** Instruction **
Check each line of the material below for "this", then copy the ones that contain it.

** Information given **

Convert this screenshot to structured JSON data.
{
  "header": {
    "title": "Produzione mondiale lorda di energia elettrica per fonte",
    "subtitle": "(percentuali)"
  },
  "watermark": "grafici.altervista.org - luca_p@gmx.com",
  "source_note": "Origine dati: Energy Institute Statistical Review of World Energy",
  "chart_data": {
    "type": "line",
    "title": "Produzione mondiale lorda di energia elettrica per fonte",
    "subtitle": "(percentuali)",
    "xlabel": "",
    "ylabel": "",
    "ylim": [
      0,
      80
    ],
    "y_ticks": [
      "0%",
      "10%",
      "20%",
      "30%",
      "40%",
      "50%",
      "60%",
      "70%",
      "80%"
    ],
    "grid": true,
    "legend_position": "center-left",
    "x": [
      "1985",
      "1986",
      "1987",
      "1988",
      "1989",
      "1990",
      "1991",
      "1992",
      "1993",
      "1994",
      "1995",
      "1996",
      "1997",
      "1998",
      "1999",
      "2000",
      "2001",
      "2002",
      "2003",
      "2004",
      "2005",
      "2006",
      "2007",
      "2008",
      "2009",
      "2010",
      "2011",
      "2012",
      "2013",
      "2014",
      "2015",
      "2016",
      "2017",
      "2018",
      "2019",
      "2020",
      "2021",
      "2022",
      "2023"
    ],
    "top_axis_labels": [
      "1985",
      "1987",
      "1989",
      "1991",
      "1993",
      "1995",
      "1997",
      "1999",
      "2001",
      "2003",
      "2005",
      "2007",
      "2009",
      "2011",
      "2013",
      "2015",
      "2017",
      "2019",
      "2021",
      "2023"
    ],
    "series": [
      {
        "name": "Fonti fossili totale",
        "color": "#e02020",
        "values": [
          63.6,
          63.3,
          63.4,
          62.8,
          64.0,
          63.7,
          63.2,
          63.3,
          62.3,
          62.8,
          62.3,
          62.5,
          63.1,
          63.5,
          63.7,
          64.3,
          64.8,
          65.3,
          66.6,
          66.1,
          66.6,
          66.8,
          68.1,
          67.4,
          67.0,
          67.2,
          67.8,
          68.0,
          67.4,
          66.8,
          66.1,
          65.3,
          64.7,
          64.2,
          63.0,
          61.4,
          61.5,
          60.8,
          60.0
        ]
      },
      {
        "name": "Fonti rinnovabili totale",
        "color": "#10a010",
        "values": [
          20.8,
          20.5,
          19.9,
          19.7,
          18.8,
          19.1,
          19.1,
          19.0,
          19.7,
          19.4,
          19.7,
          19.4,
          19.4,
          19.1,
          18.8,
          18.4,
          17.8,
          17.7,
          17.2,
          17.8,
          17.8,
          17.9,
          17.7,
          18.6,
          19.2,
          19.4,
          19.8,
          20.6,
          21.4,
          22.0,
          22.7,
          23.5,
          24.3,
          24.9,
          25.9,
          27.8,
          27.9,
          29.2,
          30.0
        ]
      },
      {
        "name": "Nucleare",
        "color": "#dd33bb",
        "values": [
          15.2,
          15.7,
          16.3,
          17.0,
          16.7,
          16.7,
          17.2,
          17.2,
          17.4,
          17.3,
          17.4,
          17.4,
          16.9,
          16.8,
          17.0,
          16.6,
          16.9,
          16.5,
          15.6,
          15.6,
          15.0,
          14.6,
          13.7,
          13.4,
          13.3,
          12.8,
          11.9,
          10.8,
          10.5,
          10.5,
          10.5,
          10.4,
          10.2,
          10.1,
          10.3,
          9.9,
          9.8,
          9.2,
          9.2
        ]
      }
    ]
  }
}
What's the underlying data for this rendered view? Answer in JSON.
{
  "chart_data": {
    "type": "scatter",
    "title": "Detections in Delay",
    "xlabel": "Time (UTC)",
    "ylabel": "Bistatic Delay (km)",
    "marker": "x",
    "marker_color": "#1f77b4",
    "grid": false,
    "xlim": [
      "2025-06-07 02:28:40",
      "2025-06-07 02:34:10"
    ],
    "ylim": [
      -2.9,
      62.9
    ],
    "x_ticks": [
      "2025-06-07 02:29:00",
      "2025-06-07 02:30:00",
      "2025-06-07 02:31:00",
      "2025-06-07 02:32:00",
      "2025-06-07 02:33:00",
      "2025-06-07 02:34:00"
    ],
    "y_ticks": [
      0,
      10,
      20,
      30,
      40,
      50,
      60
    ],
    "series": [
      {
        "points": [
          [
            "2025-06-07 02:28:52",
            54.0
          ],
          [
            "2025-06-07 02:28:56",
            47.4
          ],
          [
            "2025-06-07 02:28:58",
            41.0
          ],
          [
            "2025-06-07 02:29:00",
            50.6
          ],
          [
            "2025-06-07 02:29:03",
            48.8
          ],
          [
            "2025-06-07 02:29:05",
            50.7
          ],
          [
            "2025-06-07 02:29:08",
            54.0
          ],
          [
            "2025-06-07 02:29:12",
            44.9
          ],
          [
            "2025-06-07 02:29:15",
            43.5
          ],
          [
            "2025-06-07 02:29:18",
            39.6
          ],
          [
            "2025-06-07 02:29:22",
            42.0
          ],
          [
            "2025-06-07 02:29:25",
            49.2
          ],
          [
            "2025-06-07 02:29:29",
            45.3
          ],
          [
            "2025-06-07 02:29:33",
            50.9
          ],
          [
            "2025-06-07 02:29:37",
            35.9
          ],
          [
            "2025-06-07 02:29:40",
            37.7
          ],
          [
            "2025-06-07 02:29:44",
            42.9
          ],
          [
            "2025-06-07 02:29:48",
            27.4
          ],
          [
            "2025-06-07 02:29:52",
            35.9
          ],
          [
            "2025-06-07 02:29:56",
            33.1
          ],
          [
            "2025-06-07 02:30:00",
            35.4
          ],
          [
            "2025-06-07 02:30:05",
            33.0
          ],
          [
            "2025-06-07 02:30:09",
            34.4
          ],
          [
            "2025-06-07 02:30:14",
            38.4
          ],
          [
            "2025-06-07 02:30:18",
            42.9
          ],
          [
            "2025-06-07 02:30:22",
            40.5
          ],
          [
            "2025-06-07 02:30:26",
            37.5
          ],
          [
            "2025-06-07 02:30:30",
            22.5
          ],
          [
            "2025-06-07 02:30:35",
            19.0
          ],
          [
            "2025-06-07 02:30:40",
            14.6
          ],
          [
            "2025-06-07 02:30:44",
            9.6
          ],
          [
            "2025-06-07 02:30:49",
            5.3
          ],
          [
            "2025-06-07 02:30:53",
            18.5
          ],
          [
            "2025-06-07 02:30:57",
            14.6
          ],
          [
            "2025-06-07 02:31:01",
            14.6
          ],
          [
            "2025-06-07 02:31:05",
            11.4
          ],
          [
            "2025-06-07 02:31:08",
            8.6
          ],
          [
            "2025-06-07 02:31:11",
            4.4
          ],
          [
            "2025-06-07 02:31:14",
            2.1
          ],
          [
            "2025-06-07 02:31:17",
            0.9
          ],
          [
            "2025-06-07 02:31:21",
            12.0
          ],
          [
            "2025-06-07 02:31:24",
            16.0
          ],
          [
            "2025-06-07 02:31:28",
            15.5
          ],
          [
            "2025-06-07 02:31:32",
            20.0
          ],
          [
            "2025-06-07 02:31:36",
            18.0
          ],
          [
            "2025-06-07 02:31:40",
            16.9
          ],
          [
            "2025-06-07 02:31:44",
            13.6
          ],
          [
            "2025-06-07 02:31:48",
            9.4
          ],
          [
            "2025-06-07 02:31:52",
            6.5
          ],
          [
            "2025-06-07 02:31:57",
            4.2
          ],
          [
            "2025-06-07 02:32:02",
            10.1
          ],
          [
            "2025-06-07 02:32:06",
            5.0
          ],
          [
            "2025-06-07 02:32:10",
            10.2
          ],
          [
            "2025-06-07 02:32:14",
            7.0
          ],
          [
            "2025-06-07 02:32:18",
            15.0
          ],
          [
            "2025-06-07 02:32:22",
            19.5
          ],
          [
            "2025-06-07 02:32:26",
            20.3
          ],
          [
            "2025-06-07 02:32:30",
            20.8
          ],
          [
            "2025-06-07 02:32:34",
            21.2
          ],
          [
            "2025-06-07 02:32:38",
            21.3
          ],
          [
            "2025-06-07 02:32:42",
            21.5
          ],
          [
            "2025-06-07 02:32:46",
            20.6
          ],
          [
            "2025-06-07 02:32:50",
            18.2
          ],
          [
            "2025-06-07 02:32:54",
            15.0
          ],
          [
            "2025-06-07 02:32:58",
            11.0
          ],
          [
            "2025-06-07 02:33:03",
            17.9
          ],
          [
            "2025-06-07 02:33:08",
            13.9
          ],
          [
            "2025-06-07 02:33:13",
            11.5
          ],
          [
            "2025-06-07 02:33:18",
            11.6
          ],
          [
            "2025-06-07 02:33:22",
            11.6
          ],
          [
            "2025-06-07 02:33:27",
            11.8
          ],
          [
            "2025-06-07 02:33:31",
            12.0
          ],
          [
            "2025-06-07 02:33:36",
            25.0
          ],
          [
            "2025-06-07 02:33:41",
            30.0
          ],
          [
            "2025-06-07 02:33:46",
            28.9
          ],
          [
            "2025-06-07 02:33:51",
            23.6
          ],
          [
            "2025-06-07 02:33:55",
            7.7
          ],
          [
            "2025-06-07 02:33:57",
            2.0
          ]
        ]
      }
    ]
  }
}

** Response **
Convert this screenshot to structured JSON data.
What's the underlying data for this rendered view? Answer in JSON.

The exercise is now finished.